==== Excerpted data

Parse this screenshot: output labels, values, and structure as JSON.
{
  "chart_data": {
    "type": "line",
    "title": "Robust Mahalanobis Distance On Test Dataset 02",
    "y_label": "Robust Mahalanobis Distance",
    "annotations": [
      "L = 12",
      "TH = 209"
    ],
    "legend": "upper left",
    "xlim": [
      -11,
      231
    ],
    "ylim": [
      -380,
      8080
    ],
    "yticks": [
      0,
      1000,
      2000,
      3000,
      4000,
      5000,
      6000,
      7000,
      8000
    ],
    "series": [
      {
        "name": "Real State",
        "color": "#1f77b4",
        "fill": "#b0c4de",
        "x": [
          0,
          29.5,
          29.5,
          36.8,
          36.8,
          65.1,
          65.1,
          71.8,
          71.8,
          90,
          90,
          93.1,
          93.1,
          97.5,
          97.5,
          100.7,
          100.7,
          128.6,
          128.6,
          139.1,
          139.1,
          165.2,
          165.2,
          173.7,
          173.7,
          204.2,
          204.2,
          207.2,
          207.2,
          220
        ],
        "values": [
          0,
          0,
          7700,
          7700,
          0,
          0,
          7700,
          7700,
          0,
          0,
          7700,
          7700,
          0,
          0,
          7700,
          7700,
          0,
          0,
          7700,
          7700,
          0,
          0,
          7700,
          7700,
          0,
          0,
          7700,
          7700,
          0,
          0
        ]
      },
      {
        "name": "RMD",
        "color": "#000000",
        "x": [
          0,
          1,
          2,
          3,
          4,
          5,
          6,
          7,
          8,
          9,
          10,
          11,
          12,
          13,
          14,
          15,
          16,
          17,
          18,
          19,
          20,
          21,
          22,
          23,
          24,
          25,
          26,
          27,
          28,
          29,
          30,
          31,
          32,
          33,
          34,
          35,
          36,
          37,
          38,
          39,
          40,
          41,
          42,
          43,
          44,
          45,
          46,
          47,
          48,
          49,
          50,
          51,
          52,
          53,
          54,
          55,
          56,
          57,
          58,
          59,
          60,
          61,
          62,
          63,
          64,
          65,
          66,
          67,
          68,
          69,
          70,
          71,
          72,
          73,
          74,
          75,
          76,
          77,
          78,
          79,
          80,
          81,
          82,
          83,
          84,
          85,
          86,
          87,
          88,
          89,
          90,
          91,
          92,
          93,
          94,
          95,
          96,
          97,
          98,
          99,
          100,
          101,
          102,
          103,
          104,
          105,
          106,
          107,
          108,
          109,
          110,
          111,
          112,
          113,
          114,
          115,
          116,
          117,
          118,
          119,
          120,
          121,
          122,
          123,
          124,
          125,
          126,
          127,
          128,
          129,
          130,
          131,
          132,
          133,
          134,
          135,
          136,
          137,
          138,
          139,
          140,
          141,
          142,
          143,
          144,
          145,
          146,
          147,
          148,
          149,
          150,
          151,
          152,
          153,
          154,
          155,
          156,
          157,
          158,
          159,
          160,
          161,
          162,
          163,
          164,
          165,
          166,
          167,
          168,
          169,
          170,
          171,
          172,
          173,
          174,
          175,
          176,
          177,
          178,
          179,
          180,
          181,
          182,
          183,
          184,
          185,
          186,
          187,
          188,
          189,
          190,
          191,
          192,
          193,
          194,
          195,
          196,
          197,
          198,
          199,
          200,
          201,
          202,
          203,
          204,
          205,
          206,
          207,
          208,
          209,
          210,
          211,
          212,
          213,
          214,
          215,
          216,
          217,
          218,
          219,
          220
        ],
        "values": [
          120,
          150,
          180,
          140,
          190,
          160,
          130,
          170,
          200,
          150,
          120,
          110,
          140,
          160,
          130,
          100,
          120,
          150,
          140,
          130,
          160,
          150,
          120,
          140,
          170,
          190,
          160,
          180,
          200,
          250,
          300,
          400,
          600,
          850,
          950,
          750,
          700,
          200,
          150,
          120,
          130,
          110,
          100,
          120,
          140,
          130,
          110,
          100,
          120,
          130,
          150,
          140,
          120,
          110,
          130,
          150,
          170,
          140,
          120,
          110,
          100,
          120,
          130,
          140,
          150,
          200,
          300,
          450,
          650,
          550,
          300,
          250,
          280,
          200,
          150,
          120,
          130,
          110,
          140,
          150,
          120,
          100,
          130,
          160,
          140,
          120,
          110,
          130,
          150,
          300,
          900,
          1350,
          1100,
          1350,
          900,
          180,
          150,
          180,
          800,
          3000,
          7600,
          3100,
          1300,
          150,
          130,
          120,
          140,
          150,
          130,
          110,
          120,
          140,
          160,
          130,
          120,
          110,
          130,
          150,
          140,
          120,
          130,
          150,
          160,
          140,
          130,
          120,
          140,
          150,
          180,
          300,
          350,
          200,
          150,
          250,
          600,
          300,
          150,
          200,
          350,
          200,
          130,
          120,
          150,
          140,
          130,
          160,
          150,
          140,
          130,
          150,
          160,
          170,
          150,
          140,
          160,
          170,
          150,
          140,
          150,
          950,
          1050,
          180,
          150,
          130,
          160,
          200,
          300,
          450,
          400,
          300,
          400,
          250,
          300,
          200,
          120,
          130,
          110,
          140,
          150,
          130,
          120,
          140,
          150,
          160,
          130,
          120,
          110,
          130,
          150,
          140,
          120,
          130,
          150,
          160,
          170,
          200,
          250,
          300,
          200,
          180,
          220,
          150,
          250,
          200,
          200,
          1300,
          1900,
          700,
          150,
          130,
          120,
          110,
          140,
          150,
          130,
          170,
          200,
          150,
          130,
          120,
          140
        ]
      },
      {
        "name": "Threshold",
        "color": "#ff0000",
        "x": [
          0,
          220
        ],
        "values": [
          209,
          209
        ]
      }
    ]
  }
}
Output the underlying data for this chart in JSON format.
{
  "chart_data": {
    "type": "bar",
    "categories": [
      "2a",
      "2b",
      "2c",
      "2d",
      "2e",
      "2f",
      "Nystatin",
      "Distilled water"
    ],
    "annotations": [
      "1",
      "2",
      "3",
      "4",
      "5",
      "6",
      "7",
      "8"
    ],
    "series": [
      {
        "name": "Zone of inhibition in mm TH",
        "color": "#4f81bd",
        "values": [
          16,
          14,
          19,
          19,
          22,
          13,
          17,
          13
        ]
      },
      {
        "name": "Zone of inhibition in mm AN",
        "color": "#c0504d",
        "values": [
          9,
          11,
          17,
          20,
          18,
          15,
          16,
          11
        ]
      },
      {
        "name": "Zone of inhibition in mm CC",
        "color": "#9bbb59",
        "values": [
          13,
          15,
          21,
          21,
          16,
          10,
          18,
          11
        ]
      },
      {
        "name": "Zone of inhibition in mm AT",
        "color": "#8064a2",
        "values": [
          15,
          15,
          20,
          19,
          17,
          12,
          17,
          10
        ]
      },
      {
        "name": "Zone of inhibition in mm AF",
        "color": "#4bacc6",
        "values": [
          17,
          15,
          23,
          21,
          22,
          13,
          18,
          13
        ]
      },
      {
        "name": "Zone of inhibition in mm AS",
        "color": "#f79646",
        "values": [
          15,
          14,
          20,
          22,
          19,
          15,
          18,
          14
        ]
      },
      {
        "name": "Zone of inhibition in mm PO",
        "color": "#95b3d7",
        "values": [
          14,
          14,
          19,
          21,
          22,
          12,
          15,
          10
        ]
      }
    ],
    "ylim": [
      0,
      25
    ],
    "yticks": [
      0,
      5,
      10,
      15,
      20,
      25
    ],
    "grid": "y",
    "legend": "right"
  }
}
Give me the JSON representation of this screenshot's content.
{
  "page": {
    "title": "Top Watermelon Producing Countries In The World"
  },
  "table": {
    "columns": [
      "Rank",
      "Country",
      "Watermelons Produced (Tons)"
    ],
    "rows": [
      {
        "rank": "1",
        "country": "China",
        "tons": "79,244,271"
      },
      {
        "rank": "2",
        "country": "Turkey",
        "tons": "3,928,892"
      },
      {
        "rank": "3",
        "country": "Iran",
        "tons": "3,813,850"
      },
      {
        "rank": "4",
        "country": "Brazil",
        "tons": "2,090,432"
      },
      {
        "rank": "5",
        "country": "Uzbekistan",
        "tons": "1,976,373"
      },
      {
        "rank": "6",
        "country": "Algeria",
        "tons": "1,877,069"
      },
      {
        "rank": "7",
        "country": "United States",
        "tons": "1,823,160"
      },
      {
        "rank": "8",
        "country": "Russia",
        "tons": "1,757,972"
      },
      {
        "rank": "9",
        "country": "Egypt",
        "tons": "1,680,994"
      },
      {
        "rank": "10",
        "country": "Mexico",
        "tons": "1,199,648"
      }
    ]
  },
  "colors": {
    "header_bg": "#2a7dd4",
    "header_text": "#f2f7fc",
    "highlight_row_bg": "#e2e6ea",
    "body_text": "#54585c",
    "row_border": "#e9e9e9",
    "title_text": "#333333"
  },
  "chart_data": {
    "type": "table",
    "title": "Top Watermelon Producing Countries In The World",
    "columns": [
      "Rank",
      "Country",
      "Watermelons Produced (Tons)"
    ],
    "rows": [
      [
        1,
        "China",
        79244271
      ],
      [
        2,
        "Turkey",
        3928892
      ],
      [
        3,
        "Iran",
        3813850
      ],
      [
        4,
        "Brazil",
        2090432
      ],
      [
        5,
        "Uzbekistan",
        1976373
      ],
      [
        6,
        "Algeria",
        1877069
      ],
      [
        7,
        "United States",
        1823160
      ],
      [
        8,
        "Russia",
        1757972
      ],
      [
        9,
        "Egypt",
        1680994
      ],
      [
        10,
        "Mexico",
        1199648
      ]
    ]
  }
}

========

▸ **Problem to solve**:
Only the number should be given: how many lines of the data contain the word "World"?

▸ **Finished task**:
2